╭──
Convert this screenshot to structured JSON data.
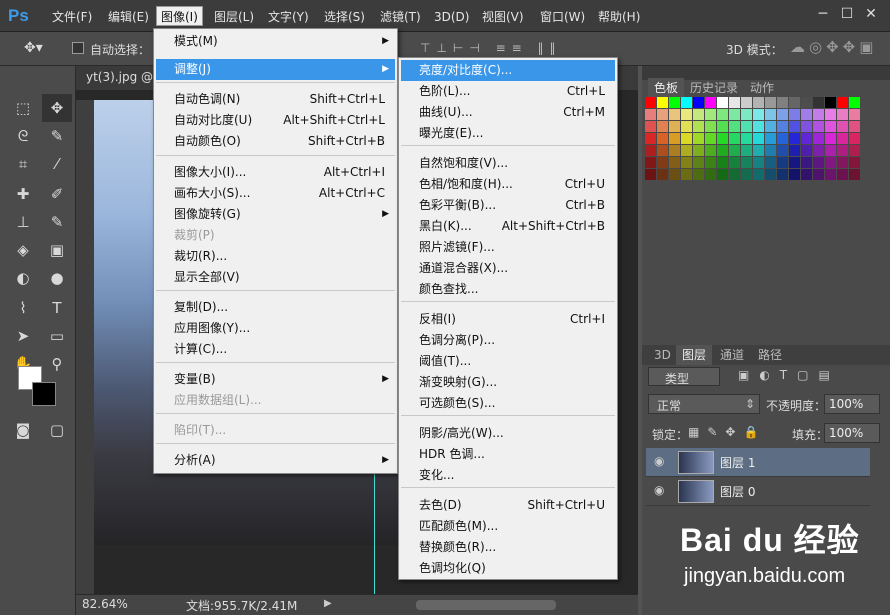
{
  "app": {
    "logo": "Ps"
  },
  "menubar": [
    "文件(F)",
    "编辑(E)",
    "图像(I)",
    "图层(L)",
    "文字(Y)",
    "选择(S)",
    "滤镜(T)",
    "3D(D)",
    "视图(V)",
    "窗口(W)",
    "帮助(H)"
  ],
  "window": {
    "min": "─",
    "max": "☐",
    "close": "✕"
  },
  "options": {
    "auto_select": "自动选择：",
    "mode_3d": "3D 模式："
  },
  "document": {
    "tab": "yt(3).jpg @",
    "zoom": "82.64%",
    "doc_info": "文档:955.7K/2.41M"
  },
  "image_menu": [
    {
      "label": "模式(M)",
      "shortcut": "",
      "sub": true
    },
    {
      "label": "调整(J)",
      "shortcut": "",
      "sub": true,
      "hl": true
    },
    {
      "label": "自动色调(N)",
      "shortcut": "Shift+Ctrl+L"
    },
    {
      "label": "自动对比度(U)",
      "shortcut": "Alt+Shift+Ctrl+L"
    },
    {
      "label": "自动颜色(O)",
      "shortcut": "Shift+Ctrl+B"
    },
    {
      "label": "图像大小(I)...",
      "shortcut": "Alt+Ctrl+I"
    },
    {
      "label": "画布大小(S)...",
      "shortcut": "Alt+Ctrl+C"
    },
    {
      "label": "图像旋转(G)",
      "shortcut": "",
      "sub": true
    },
    {
      "label": "裁剪(P)",
      "shortcut": "",
      "dis": true
    },
    {
      "label": "裁切(R)...",
      "shortcut": ""
    },
    {
      "label": "显示全部(V)",
      "shortcut": ""
    },
    {
      "label": "复制(D)...",
      "shortcut": ""
    },
    {
      "label": "应用图像(Y)...",
      "shortcut": ""
    },
    {
      "label": "计算(C)...",
      "shortcut": ""
    },
    {
      "label": "变量(B)",
      "shortcut": "",
      "sub": true
    },
    {
      "label": "应用数据组(L)...",
      "shortcut": "",
      "dis": true
    },
    {
      "label": "陷印(T)...",
      "shortcut": "",
      "dis": true
    },
    {
      "label": "分析(A)",
      "shortcut": "",
      "sub": true
    }
  ],
  "adjust_menu": [
    {
      "label": "亮度/对比度(C)...",
      "shortcut": "",
      "hl": true
    },
    {
      "label": "色阶(L)...",
      "shortcut": "Ctrl+L"
    },
    {
      "label": "曲线(U)...",
      "shortcut": "Ctrl+M"
    },
    {
      "label": "曝光度(E)...",
      "shortcut": ""
    },
    {
      "label": "自然饱和度(V)...",
      "shortcut": ""
    },
    {
      "label": "色相/饱和度(H)...",
      "shortcut": "Ctrl+U"
    },
    {
      "label": "色彩平衡(B)...",
      "shortcut": "Ctrl+B"
    },
    {
      "label": "黑白(K)...",
      "shortcut": "Alt+Shift+Ctrl+B"
    },
    {
      "label": "照片滤镜(F)...",
      "shortcut": ""
    },
    {
      "label": "通道混合器(X)...",
      "shortcut": ""
    },
    {
      "label": "颜色查找...",
      "shortcut": ""
    },
    {
      "label": "反相(I)",
      "shortcut": "Ctrl+I"
    },
    {
      "label": "色调分离(P)...",
      "shortcut": ""
    },
    {
      "label": "阈值(T)...",
      "shortcut": ""
    },
    {
      "label": "渐变映射(G)...",
      "shortcut": ""
    },
    {
      "label": "可选颜色(S)...",
      "shortcut": ""
    },
    {
      "label": "阴影/高光(W)...",
      "shortcut": ""
    },
    {
      "label": "HDR 色调...",
      "shortcut": ""
    },
    {
      "label": "变化...",
      "shortcut": ""
    },
    {
      "label": "去色(D)",
      "shortcut": "Shift+Ctrl+U"
    },
    {
      "label": "匹配颜色(M)...",
      "shortcut": ""
    },
    {
      "label": "替换颜色(R)...",
      "shortcut": ""
    },
    {
      "label": "色调均化(Q)",
      "shortcut": ""
    }
  ],
  "panels": {
    "tabs_top": [
      "色板",
      "历史记录",
      "动作"
    ],
    "tabs_layers": [
      "3D",
      "图层",
      "通道",
      "路径"
    ],
    "kind": "类型",
    "blend": "正常",
    "opacity_label": "不透明度：",
    "opacity": "100%",
    "lock_label": "锁定：",
    "fill_label": "填充：",
    "fill": "100%",
    "layers": [
      "图层 1",
      "图层 0"
    ]
  },
  "watermark": {
    "brand": "Bai du 经验",
    "url": "jingyan.baidu.com"
  }
}
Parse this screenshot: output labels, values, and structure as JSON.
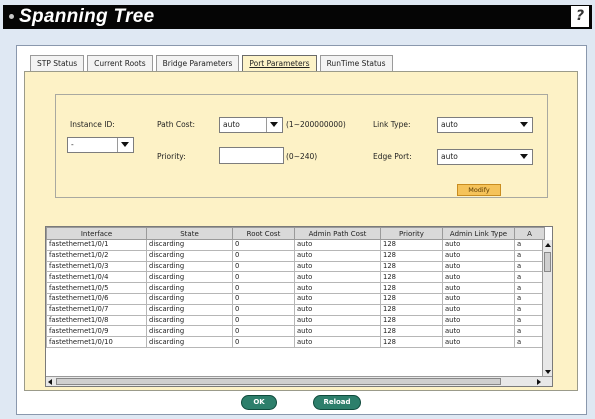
{
  "header": {
    "title": "Spanning Tree",
    "help_icon": "help-icon"
  },
  "tabs": [
    {
      "label": "STP Status",
      "active": false
    },
    {
      "label": "Current Roots",
      "active": false
    },
    {
      "label": "Bridge Parameters",
      "active": false
    },
    {
      "label": "Port Parameters",
      "active": true
    },
    {
      "label": "RunTime Status",
      "active": false
    }
  ],
  "form": {
    "instance_label": "Instance ID:",
    "instance_value": "-",
    "path_cost_label": "Path Cost:",
    "path_cost_value": "auto",
    "path_cost_hint": "(1~200000000)",
    "priority_label": "Priority:",
    "priority_value": "",
    "priority_hint": "(0~240)",
    "link_type_label": "Link Type:",
    "link_type_value": "auto",
    "edge_port_label": "Edge Port:",
    "edge_port_value": "auto",
    "modify_label": "Modify"
  },
  "table": {
    "columns": [
      "Interface",
      "State",
      "Root Cost",
      "Admin Path Cost",
      "Priority",
      "Admin Link Type",
      "A"
    ],
    "rows": [
      [
        "fastethernet1/0/1",
        "discarding",
        "0",
        "auto",
        "128",
        "auto",
        "a"
      ],
      [
        "fastethernet1/0/2",
        "discarding",
        "0",
        "auto",
        "128",
        "auto",
        "a"
      ],
      [
        "fastethernet1/0/3",
        "discarding",
        "0",
        "auto",
        "128",
        "auto",
        "a"
      ],
      [
        "fastethernet1/0/4",
        "discarding",
        "0",
        "auto",
        "128",
        "auto",
        "a"
      ],
      [
        "fastethernet1/0/5",
        "discarding",
        "0",
        "auto",
        "128",
        "auto",
        "a"
      ],
      [
        "fastethernet1/0/6",
        "discarding",
        "0",
        "auto",
        "128",
        "auto",
        "a"
      ],
      [
        "fastethernet1/0/7",
        "discarding",
        "0",
        "auto",
        "128",
        "auto",
        "a"
      ],
      [
        "fastethernet1/0/8",
        "discarding",
        "0",
        "auto",
        "128",
        "auto",
        "a"
      ],
      [
        "fastethernet1/0/9",
        "discarding",
        "0",
        "auto",
        "128",
        "auto",
        "a"
      ],
      [
        "fastethernet1/0/10",
        "discarding",
        "0",
        "auto",
        "128",
        "auto",
        "a"
      ]
    ]
  },
  "buttons": {
    "ok_label": "OK",
    "reload_label": "Reload"
  },
  "colors": {
    "titlebar": "#050505",
    "panel": "#fdf2c6",
    "button": "#2d7f6b",
    "modify": "#f5c35a"
  }
}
╰──
## Set problem
How many of the lines above hold "Status"? Answer with only the number.

## Written solution
2